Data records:
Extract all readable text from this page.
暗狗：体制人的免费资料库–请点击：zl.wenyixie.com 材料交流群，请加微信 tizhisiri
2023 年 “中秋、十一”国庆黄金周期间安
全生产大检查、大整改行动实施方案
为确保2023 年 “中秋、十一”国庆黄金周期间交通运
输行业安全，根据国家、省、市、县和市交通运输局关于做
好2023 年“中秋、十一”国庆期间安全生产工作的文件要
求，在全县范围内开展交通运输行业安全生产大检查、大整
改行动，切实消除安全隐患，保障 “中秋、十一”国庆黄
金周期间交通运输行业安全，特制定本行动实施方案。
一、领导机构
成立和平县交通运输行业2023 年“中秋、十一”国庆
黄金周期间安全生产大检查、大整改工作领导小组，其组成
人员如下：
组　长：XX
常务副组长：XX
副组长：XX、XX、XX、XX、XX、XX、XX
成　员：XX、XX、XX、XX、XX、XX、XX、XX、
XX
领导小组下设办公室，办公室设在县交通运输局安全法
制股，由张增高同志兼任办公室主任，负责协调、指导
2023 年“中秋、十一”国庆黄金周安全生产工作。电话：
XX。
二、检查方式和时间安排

:: AIM OF THE EXERCISE ::
What do the records say? Quote them all exactly.

:: RIGHT ANSWER ::
Extract all readable text from this page.
暗狗：体制人的免费资料库–请点击：zl.wenyixie.com 材料交流群，请加微信 tizhisiri
2023 年 “中秋、十一”国庆黄金周期间安
全生产大检查、大整改行动实施方案
为确保2023 年 “中秋、十一”国庆黄金周期间交通运
输行业安全，根据国家、省、市、县和市交通运输局关于做
好2023 年“中秋、十一”国庆期间安全生产工作的文件要
求，在全县范围内开展交通运输行业安全生产大检查、大整
改行动，切实消除安全隐患，保障 “中秋、十一”国庆黄
金周期间交通运输行业安全，特制定本行动实施方案。
一、领导机构
成立和平县交通运输行业2023 年“中秋、十一”国庆
黄金周期间安全生产大检查、大整改工作领导小组，其组成
人员如下：
组　长：XX
常务副组长：XX
副组长：XX、XX、XX、XX、XX、XX、XX
成　员：XX、XX、XX、XX、XX、XX、XX、XX、
XX
领导小组下设办公室，办公室设在县交通运输局安全法
制股，由张增高同志兼任办公室主任，负责协调、指导
2023 年“中秋、十一”国庆黄金周安全生产工作。电话：
XX。
二、检查方式和时间安排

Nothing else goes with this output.